'''

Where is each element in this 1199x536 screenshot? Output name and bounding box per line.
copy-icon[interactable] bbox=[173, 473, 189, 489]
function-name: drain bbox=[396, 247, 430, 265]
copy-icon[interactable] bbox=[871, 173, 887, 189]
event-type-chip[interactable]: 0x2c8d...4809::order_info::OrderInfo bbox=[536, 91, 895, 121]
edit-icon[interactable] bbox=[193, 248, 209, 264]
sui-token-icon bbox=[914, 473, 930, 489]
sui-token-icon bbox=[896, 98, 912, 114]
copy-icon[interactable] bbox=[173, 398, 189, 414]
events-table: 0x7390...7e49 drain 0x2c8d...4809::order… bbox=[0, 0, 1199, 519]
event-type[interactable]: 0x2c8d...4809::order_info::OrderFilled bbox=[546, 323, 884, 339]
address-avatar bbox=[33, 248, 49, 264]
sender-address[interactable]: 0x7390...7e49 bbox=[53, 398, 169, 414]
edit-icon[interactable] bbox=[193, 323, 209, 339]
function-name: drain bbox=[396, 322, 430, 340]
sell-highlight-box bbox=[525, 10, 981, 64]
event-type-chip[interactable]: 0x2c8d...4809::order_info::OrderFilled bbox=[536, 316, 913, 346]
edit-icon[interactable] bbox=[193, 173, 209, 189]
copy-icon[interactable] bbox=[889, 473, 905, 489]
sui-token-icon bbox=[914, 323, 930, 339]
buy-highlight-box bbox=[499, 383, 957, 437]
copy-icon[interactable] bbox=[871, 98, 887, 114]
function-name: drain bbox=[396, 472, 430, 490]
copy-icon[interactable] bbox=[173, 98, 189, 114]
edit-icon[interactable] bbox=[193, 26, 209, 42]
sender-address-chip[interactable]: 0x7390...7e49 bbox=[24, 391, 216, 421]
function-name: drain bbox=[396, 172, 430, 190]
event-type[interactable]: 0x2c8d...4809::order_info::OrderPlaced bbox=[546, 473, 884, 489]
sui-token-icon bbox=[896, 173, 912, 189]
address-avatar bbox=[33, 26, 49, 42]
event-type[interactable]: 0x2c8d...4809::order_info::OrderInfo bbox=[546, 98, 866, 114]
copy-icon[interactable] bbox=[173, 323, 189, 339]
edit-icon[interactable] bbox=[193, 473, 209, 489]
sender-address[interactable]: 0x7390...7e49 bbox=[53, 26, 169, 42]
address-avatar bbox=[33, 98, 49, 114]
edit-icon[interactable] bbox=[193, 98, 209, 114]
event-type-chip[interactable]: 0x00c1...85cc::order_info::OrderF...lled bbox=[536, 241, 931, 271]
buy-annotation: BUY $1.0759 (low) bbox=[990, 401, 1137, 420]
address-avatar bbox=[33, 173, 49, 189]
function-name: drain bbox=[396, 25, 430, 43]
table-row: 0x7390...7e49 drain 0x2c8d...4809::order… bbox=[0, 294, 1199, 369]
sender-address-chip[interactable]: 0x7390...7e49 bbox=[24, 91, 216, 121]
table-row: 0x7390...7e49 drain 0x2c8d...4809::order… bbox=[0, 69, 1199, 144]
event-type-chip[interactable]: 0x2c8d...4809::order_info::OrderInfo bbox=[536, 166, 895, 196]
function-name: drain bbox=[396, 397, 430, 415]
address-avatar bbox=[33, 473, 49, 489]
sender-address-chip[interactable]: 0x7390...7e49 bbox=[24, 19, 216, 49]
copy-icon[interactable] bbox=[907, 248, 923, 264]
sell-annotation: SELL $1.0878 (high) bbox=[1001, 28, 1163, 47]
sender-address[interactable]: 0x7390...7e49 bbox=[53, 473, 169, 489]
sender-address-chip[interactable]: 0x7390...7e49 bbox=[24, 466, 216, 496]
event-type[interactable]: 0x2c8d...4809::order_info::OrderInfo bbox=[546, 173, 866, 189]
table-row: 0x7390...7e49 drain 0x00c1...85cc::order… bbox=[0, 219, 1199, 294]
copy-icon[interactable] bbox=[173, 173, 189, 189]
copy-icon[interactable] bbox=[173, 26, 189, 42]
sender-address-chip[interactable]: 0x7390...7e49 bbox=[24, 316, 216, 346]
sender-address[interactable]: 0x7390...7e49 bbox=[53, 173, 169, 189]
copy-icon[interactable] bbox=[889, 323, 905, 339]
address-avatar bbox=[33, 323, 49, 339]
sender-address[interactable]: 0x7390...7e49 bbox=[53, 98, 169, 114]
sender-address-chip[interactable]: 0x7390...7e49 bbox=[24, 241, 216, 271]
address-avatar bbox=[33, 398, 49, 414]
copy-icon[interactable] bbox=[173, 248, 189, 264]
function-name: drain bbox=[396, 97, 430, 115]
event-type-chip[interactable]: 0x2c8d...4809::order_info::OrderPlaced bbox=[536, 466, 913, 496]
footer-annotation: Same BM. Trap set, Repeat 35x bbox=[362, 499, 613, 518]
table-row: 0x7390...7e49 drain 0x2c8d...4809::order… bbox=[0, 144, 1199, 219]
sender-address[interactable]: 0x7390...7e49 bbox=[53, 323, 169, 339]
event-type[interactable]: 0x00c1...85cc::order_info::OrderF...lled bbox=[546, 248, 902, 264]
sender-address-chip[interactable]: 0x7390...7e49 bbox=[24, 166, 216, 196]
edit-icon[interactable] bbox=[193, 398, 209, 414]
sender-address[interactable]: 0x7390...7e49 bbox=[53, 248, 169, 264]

'''

Count the lines above that contain the string "type", matching case exactly, and reply with the number alone.

10